### Given instruction
Pick out each line containing the string "smaller".

### Input records
begin

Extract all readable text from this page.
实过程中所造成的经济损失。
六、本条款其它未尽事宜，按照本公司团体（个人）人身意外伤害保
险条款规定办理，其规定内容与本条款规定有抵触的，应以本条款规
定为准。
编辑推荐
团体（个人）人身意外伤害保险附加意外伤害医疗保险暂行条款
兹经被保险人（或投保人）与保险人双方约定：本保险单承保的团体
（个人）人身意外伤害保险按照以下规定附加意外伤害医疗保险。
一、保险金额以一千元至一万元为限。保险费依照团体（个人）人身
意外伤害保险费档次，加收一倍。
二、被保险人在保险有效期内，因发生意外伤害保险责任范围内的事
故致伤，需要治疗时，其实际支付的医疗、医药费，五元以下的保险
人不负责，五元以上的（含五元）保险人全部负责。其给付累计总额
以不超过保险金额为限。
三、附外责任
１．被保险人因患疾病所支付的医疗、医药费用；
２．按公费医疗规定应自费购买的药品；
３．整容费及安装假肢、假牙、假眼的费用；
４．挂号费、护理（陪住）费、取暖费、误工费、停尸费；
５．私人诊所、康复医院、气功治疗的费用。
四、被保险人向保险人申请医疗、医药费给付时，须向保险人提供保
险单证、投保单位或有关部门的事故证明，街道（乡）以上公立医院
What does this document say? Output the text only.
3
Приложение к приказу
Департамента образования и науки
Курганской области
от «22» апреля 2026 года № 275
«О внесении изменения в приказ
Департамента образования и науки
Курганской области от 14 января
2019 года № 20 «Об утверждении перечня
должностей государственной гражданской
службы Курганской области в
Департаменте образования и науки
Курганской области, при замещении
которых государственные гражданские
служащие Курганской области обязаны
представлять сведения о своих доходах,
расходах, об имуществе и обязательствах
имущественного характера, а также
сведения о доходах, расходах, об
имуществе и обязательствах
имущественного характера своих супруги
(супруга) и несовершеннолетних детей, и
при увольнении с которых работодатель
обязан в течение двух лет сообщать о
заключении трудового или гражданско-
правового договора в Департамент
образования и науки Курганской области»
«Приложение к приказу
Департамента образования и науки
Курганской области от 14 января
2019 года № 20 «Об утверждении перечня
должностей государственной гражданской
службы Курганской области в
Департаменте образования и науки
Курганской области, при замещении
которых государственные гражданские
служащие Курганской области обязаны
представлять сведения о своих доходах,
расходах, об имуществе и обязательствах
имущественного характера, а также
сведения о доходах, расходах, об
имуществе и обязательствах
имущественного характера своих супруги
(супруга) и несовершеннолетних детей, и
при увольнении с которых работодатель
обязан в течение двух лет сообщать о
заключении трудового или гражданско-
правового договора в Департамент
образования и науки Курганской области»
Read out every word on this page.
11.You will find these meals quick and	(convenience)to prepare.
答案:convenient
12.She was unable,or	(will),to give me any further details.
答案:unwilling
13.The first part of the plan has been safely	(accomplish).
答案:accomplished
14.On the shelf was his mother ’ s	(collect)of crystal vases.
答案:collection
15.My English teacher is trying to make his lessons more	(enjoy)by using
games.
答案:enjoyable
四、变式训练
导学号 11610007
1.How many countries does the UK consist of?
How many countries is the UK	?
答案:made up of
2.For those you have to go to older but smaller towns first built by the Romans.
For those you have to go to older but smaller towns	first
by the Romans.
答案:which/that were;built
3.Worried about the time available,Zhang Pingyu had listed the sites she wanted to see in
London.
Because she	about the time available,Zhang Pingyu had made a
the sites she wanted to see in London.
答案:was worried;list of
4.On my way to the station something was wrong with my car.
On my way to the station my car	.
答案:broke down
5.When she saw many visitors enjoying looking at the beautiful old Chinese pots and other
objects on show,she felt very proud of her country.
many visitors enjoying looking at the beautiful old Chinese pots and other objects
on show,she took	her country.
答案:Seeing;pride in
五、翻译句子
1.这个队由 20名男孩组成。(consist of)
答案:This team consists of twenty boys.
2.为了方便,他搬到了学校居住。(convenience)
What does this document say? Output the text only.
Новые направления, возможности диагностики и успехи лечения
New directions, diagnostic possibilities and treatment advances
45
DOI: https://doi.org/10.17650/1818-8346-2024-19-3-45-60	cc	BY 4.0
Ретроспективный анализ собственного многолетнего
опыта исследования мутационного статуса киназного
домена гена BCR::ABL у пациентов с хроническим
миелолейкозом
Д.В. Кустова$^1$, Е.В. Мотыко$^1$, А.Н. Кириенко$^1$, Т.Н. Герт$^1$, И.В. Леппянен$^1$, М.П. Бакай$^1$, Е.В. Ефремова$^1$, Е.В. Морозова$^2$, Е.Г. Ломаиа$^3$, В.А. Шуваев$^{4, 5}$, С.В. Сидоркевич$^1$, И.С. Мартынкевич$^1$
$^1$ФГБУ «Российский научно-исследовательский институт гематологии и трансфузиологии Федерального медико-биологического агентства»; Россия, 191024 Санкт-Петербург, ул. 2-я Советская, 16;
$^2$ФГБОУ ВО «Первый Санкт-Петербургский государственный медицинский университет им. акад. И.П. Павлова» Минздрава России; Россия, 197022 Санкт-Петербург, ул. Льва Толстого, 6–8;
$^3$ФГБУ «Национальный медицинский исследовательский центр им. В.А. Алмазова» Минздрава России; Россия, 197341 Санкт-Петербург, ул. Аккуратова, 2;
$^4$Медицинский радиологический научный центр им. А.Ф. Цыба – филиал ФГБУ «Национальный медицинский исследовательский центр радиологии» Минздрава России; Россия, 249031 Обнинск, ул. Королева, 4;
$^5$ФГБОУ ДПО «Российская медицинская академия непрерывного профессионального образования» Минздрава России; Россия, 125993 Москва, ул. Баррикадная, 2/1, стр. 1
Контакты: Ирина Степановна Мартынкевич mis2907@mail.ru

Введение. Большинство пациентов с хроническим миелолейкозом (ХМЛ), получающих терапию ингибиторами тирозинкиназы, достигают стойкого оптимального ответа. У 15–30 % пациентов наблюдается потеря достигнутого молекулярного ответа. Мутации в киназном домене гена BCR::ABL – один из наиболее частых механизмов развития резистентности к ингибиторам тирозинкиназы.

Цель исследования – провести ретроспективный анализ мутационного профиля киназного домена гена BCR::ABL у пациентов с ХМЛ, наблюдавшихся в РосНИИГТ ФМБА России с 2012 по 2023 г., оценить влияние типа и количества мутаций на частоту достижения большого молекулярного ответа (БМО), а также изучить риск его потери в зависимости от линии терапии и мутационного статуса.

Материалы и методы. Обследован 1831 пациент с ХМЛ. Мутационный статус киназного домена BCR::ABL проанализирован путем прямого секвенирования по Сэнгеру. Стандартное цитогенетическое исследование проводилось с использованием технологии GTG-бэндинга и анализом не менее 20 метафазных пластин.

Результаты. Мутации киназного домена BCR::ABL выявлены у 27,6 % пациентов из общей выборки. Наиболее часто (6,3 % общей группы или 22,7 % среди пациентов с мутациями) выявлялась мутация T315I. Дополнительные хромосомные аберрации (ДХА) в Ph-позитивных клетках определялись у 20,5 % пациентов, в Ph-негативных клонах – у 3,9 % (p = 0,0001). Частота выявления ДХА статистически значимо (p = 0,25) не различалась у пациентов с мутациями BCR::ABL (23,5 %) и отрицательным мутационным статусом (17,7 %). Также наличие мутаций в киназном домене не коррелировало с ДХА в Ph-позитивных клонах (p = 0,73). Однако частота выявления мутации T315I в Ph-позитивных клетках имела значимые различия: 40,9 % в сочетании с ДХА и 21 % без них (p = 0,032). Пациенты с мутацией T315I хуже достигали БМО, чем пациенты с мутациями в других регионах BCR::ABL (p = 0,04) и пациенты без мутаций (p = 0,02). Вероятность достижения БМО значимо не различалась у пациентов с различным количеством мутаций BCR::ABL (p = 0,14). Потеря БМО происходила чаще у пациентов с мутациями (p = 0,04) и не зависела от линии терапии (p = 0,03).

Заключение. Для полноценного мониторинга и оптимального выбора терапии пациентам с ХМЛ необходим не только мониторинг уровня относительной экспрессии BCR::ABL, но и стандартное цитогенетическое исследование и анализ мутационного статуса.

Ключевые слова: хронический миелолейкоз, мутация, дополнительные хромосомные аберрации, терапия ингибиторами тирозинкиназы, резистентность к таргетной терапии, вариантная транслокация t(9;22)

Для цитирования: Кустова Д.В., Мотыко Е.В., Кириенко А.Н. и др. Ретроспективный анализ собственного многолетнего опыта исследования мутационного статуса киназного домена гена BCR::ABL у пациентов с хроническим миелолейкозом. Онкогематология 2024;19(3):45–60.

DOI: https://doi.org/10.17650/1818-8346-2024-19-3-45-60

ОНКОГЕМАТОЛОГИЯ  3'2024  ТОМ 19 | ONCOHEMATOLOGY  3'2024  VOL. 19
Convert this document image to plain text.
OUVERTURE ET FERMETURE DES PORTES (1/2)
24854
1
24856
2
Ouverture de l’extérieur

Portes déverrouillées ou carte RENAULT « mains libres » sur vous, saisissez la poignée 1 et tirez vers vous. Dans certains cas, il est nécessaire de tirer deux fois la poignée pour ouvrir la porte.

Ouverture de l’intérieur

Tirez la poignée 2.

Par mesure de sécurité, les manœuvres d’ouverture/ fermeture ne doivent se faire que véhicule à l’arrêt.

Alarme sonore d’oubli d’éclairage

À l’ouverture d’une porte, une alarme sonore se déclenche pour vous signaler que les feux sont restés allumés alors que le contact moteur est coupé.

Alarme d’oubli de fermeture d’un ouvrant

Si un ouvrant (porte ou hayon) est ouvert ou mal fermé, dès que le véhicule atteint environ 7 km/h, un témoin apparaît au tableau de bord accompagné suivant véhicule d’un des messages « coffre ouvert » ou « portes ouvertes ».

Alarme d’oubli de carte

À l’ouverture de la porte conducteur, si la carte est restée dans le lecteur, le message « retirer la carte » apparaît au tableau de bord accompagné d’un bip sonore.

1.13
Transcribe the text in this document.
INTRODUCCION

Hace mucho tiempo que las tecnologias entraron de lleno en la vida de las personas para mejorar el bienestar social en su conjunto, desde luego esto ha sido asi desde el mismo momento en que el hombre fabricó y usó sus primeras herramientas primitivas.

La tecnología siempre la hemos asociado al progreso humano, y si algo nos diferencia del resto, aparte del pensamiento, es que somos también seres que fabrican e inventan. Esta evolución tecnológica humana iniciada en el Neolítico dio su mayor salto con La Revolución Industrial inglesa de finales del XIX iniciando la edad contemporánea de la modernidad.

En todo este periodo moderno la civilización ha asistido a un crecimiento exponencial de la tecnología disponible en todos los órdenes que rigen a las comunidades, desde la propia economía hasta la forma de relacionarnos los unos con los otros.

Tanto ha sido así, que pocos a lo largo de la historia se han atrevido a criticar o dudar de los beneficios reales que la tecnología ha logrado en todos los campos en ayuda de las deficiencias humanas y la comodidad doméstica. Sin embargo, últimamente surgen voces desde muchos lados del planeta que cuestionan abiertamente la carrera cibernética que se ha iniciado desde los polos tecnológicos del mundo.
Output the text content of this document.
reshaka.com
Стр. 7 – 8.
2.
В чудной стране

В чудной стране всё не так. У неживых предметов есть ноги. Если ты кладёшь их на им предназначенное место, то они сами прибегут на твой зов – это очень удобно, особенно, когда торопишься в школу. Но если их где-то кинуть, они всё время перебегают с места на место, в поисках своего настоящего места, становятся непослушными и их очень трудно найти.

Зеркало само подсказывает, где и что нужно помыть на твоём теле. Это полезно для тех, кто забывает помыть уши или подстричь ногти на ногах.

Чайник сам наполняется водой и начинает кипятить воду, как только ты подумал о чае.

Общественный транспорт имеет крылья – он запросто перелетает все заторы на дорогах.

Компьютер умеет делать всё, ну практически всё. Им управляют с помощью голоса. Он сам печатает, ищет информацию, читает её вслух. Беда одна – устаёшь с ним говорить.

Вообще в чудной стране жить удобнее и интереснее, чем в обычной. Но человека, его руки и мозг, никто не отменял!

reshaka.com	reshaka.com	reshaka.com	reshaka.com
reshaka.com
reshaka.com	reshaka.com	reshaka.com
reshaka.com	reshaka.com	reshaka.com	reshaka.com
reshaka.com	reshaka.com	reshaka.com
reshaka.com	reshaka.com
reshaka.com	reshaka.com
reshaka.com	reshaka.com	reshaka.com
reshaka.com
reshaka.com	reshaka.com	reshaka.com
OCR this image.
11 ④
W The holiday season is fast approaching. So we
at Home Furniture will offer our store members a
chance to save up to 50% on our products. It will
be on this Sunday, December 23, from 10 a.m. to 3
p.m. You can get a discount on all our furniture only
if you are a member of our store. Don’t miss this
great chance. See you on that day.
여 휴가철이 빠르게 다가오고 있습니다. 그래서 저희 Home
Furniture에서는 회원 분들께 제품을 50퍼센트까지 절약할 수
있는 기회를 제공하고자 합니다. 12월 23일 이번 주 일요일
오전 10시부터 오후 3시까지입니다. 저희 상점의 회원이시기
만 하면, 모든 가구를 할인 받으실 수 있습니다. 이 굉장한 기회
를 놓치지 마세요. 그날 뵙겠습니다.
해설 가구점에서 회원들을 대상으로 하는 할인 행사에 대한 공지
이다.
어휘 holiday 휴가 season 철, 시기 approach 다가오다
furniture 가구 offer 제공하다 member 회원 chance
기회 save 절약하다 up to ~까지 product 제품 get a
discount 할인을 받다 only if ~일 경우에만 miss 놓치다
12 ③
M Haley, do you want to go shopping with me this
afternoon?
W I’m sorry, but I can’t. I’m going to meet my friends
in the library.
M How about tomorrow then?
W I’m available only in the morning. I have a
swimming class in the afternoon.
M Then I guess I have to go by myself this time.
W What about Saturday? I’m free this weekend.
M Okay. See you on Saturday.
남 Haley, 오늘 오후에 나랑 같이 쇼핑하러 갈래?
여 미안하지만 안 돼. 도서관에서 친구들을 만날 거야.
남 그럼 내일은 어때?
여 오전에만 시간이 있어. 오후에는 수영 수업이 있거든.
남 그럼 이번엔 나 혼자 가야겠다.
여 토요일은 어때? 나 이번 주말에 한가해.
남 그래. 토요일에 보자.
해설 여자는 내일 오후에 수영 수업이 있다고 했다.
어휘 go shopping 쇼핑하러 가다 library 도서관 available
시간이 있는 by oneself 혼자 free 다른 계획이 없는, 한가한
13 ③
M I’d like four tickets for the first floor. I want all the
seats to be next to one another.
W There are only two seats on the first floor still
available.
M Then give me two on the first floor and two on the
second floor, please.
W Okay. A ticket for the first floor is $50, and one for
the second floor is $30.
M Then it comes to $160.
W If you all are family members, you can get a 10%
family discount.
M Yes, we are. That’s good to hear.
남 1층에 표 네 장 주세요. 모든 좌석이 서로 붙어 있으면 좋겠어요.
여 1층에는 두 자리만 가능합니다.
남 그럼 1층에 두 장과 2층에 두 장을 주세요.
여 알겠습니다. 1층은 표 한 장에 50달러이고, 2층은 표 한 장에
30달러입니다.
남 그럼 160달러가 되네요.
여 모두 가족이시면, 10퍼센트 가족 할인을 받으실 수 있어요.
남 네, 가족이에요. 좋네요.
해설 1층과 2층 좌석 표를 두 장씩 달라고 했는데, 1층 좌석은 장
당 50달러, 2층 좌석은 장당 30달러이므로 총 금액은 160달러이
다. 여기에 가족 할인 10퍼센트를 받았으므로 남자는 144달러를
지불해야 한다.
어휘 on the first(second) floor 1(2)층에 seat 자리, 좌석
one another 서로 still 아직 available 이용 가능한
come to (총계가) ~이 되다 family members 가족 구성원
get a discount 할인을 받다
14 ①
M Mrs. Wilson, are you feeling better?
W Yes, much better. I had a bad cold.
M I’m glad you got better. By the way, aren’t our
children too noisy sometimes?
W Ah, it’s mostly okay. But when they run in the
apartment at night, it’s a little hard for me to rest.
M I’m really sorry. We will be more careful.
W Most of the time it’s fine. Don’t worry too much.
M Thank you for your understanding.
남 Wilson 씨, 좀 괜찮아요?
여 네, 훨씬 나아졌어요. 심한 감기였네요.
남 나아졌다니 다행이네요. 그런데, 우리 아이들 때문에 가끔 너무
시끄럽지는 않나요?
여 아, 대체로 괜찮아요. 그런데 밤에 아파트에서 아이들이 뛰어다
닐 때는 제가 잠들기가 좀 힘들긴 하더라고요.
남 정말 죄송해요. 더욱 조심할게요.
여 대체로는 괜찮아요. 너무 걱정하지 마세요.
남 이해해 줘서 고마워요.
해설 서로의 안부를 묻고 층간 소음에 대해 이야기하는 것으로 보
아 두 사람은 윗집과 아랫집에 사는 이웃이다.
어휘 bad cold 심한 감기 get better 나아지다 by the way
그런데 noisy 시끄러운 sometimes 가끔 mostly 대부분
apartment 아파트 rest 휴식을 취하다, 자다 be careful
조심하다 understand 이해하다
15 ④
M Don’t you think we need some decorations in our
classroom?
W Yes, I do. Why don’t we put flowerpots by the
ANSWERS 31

end

### Output for this exercise
2.For those you have to go to older but smaller towns first built by the Romans.
For those you have to go to older but smaller towns	first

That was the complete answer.